Set task:
Reproduce the items word for word, starting at the very first line and ending with the line that contains "- y-tick-label: 5: [53, 229, 63, 247]", including both of those lines.

Available data:
= = = = =

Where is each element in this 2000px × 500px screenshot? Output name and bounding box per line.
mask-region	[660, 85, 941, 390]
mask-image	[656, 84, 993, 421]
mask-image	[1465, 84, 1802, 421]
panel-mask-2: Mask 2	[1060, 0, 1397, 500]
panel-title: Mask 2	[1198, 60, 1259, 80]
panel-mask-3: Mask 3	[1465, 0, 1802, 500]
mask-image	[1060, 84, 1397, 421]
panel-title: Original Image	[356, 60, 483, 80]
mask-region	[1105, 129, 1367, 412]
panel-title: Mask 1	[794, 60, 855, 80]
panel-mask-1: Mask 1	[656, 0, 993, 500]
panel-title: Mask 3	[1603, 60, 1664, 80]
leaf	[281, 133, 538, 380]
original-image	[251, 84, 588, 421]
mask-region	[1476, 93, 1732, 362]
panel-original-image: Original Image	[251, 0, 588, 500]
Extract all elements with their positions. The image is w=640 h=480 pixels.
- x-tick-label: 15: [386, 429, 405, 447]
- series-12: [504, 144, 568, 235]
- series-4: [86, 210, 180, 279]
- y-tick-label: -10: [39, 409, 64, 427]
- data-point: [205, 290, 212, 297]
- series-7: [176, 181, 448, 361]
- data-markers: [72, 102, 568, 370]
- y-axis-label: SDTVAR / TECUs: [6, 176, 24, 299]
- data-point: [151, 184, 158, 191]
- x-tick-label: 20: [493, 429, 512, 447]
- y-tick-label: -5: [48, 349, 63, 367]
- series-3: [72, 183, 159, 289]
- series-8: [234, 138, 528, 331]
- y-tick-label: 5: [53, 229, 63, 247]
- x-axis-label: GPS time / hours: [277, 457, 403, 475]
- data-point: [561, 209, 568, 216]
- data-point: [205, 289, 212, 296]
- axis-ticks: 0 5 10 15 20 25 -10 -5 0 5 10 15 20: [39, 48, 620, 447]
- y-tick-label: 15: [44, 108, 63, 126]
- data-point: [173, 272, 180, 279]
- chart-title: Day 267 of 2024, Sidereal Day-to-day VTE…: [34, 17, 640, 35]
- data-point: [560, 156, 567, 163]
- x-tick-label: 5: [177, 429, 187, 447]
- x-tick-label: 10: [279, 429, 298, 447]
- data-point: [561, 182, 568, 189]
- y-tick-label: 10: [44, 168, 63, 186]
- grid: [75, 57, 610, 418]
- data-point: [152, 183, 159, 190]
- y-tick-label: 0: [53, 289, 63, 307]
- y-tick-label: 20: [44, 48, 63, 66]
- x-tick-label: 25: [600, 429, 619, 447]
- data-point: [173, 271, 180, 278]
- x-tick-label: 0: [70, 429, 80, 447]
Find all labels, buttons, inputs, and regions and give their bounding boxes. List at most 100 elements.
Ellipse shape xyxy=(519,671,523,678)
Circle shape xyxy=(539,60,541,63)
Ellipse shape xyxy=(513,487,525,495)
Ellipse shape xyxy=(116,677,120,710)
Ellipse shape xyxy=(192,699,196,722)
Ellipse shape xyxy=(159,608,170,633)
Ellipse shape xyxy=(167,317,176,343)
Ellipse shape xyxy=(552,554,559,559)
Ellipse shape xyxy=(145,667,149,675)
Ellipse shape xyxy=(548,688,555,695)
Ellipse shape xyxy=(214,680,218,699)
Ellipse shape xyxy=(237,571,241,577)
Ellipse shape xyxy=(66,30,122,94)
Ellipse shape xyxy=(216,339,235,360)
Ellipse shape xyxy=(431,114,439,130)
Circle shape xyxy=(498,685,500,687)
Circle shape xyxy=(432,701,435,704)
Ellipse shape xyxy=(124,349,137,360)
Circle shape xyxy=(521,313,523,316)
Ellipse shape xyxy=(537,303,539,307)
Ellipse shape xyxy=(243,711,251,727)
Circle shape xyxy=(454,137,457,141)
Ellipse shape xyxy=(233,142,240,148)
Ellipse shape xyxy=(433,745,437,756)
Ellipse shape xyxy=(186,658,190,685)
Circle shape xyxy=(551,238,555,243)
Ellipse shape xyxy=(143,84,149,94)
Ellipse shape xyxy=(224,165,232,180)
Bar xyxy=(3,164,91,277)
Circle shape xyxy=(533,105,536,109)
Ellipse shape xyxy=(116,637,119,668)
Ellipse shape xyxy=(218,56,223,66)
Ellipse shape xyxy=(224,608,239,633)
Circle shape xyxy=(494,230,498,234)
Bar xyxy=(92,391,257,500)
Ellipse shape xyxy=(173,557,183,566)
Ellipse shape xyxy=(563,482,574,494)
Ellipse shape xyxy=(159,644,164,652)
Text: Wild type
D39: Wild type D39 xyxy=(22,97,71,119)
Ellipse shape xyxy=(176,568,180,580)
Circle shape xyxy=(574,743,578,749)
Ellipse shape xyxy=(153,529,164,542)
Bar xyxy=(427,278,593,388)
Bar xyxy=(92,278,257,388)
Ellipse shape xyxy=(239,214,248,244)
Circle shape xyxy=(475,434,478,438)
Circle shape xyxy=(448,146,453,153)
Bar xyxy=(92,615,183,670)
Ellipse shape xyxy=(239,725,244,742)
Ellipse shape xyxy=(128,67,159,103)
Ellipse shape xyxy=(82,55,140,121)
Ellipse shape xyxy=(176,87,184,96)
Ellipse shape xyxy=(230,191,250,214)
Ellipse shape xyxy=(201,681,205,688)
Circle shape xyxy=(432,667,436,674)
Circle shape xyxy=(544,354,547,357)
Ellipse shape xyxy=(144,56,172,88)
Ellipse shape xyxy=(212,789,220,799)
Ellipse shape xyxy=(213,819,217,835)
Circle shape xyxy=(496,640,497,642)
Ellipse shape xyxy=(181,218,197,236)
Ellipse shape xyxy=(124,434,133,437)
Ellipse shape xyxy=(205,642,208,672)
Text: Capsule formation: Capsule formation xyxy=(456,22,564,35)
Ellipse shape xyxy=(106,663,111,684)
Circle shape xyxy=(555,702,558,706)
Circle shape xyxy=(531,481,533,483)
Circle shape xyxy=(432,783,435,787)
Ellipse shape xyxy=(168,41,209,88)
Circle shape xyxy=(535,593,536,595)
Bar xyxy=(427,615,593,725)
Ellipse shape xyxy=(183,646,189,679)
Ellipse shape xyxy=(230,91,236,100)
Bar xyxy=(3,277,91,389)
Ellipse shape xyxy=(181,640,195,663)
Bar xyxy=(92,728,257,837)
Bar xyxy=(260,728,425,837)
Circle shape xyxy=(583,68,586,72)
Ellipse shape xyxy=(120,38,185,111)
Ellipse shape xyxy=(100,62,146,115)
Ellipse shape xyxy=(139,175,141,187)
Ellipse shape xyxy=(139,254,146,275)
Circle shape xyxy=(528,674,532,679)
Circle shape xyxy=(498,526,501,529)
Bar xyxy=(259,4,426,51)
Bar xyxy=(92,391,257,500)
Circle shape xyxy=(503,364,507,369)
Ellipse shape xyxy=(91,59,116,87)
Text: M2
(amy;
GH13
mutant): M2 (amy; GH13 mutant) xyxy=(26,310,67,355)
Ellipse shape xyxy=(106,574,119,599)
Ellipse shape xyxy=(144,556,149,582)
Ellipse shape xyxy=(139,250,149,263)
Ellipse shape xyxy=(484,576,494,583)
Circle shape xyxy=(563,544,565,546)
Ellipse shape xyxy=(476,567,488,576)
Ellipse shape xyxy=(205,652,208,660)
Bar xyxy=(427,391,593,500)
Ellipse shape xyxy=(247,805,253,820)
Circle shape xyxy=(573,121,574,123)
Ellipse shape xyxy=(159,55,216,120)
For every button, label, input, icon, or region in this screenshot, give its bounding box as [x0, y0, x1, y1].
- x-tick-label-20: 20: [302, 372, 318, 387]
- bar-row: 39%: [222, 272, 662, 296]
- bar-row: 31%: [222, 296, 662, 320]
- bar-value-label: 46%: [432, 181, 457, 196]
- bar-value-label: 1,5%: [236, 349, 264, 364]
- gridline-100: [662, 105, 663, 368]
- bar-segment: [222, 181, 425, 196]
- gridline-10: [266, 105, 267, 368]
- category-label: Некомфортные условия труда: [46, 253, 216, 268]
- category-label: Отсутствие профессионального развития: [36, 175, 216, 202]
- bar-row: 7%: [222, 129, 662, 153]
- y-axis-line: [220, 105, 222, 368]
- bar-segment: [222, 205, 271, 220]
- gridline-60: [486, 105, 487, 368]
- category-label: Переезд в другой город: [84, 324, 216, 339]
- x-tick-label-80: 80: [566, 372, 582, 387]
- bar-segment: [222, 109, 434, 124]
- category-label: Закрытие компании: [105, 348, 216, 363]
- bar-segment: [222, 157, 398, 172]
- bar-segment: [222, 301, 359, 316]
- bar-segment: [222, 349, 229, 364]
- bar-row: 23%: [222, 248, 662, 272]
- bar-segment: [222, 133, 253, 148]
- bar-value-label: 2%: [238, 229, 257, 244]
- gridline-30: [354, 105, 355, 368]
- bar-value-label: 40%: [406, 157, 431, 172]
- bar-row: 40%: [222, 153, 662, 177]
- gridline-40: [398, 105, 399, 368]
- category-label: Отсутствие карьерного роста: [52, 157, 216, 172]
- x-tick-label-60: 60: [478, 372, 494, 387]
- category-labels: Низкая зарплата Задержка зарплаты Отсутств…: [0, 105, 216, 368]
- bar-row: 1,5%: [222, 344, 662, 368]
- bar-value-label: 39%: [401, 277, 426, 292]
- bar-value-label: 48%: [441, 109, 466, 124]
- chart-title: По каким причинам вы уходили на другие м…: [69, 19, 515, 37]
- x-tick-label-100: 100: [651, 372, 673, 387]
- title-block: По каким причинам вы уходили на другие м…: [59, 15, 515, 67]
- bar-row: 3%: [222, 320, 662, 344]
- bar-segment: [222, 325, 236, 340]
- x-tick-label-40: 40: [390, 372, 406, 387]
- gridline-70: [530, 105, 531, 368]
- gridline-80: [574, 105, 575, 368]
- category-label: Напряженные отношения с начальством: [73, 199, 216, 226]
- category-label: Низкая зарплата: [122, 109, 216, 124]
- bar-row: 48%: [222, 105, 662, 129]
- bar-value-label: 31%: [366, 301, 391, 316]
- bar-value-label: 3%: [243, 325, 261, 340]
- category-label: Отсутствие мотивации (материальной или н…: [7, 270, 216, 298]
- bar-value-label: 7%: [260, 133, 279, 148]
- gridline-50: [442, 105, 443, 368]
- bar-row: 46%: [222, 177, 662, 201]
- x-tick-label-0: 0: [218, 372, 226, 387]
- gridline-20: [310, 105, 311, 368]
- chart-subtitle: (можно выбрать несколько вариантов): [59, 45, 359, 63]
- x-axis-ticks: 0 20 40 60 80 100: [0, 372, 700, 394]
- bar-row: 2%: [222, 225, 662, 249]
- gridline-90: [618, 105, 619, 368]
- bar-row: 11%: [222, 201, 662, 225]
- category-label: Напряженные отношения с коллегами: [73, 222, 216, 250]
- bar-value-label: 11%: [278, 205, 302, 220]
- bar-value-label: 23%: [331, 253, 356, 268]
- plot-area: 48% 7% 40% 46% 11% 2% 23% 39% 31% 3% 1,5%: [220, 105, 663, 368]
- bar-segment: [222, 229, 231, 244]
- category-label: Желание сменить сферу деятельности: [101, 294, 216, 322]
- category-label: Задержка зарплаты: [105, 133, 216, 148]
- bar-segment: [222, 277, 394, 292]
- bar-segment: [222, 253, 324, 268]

= = = = =

Written solution:
Where is each element in this 2000px × 500px screenshot? Output name and bounding box per line.
mask-region	[660, 85, 941, 390]
mask-image	[656, 84, 993, 421]
mask-image	[1465, 84, 1802, 421]
panel-mask-2: Mask 2	[1060, 0, 1397, 500]
panel-title: Mask 2	[1198, 60, 1259, 80]
panel-mask-3: Mask 3	[1465, 0, 1802, 500]
mask-image	[1060, 84, 1397, 421]
panel-title: Original Image	[356, 60, 483, 80]
mask-region	[1105, 129, 1367, 412]
panel-title: Mask 1	[794, 60, 855, 80]
panel-mask-1: Mask 1	[656, 0, 993, 500]
panel-title: Mask 3	[1603, 60, 1664, 80]
leaf	[281, 133, 538, 380]
original-image	[251, 84, 588, 421]
mask-region	[1476, 93, 1732, 362]
panel-original-image: Original Image	[251, 0, 588, 500]
Extract all elements with their positions. The image is w=640 h=480 pixels.
- x-tick-label: 15: [386, 429, 405, 447]
- series-12: [504, 144, 568, 235]
- series-4: [86, 210, 180, 279]
- y-tick-label: -10: [39, 409, 64, 427]
- data-point: [205, 290, 212, 297]
- series-7: [176, 181, 448, 361]
- data-markers: [72, 102, 568, 370]
- y-axis-label: SDTVAR / TECUs: [6, 176, 24, 299]
- data-point: [151, 184, 158, 191]
- x-tick-label: 20: [493, 429, 512, 447]
- y-tick-label: -5: [48, 349, 63, 367]
- series-3: [72, 183, 159, 289]
- series-8: [234, 138, 528, 331]
- y-tick-label: 5: [53, 229, 63, 247]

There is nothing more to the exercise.